#### [EXERCISE DESCRIPTION]
Repeat the records given below in full, with no changes.

#### [INPUT MATERIAL]
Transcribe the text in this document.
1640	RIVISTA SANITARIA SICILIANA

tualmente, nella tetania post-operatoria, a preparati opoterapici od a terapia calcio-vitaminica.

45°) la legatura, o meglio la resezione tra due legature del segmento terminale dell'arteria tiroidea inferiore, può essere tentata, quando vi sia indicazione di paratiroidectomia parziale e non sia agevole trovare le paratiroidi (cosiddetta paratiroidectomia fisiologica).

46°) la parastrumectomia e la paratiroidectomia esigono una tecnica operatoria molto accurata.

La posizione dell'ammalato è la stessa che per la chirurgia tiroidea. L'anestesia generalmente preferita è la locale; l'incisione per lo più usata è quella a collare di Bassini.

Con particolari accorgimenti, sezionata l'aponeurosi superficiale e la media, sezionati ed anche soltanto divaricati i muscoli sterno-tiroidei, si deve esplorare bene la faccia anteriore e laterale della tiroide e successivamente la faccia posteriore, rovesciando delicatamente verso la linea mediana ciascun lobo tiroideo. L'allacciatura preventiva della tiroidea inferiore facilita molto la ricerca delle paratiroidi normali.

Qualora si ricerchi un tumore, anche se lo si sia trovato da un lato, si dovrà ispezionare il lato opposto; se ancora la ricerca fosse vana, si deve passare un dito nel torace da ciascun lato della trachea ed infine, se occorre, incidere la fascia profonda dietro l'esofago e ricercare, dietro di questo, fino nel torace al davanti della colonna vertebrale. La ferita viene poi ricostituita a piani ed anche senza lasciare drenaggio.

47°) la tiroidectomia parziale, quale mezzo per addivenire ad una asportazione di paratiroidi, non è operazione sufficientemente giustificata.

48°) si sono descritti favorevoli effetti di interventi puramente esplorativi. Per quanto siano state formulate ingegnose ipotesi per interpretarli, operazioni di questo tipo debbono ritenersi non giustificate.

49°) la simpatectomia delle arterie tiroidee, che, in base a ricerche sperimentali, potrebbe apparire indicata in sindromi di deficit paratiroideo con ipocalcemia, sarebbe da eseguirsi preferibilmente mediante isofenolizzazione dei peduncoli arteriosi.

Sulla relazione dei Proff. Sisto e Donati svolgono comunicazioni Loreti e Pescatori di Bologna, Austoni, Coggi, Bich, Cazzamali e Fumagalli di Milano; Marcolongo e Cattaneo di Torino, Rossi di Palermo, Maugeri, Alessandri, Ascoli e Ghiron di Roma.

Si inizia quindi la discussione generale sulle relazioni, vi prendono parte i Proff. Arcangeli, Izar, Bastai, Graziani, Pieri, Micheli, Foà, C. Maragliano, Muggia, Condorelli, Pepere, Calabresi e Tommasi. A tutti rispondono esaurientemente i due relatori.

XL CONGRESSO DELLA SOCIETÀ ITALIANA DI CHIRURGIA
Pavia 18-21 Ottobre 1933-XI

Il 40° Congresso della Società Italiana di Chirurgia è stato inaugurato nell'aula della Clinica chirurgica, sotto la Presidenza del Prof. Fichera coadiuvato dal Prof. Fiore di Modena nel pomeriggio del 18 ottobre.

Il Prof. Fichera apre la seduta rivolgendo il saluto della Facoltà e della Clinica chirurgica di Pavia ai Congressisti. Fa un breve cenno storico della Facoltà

#### [SOLUTION TO THIS PROBLEM]
Transcribe the text in this document.
1640	RIVISTA SANITARIA SICILIANA

tualmente, nella tetania post-operatoria, a preparati opoterapici od a terapia calcio-vitaminica.

45°) la legatura, o meglio la resezione tra due legature del segmento terminale dell'arteria tiroidea inferiore, può essere tentata, quando vi sia indicazione di paratiroidectomia parziale e non sia agevole trovare le paratiroidi (cosiddetta paratiroidectomia fisiologica).

46°) la parastrumectomia e la paratiroidectomia esigono una tecnica operatoria molto accurata.

La posizione dell'ammalato è la stessa che per la chirurgia tiroidea. L'anestesia generalmente preferita è la locale; l'incisione per lo più usata è quella a collare di Bassini.

Con particolari accorgimenti, sezionata l'aponeurosi superficiale e la media, sezionati ed anche soltanto divaricati i muscoli sterno-tiroidei, si deve esplorare bene la faccia anteriore e laterale della tiroide e successivamente la faccia posteriore, rovesciando delicatamente verso la linea mediana ciascun lobo tiroideo. L'allacciatura preventiva della tiroidea inferiore facilita molto la ricerca delle paratiroidi normali.

Qualora si ricerchi un tumore, anche se lo si sia trovato da un lato, si dovrà ispezionare il lato opposto; se ancora la ricerca fosse vana, si deve passare un dito nel torace da ciascun lato della trachea ed infine, se occorre, incidere la fascia profonda dietro l'esofago e ricercare, dietro di questo, fino nel torace al davanti della colonna vertebrale. La ferita viene poi ricostituita a piani ed anche senza lasciare drenaggio.

47°) la tiroidectomia parziale, quale mezzo per addivenire ad una asportazione di paratiroidi, non è operazione sufficientemente giustificata.

48°) si sono descritti favorevoli effetti di interventi puramente esplorativi. Per quanto siano state formulate ingegnose ipotesi per interpretarli, operazioni di questo tipo debbono ritenersi non giustificate.

49°) la simpatectomia delle arterie tiroidee, che, in base a ricerche sperimentali, potrebbe apparire indicata in sindromi di deficit paratiroideo con ipocalcemia, sarebbe da eseguirsi preferibilmente mediante isofenolizzazione dei peduncoli arteriosi.

Sulla relazione dei Proff. Sisto e Donati svolgono comunicazioni Loreti e Pescatori di Bologna, Austoni, Coggi, Bich, Cazzamali e Fumagalli di Milano; Marcolongo e Cattaneo di Torino, Rossi di Palermo, Maugeri, Alessandri, Ascoli e Ghiron di Roma.

Si inizia quindi la discussione generale sulle relazioni, vi prendono parte i Proff. Arcangeli, Izar, Bastai, Graziani, Pieri, Micheli, Foà, C. Maragliano, Muggia, Condorelli, Pepere, Calabresi e Tommasi. A tutti rispondono esaurientemente i due relatori.

XL CONGRESSO DELLA SOCIETÀ ITALIANA DI CHIRURGIA
Pavia 18-21 Ottobre 1933-XI

Il 40° Congresso della Società Italiana di Chirurgia è stato inaugurato nell'aula della Clinica chirurgica, sotto la Presidenza del Prof. Fichera coadiuvato dal Prof. Fiore di Modena nel pomeriggio del 18 ottobre.

Il Prof. Fichera apre la seduta rivolgendo il saluto della Facoltà e della Clinica chirurgica di Pavia ai Congressisti. Fa un breve cenno storico della Facoltà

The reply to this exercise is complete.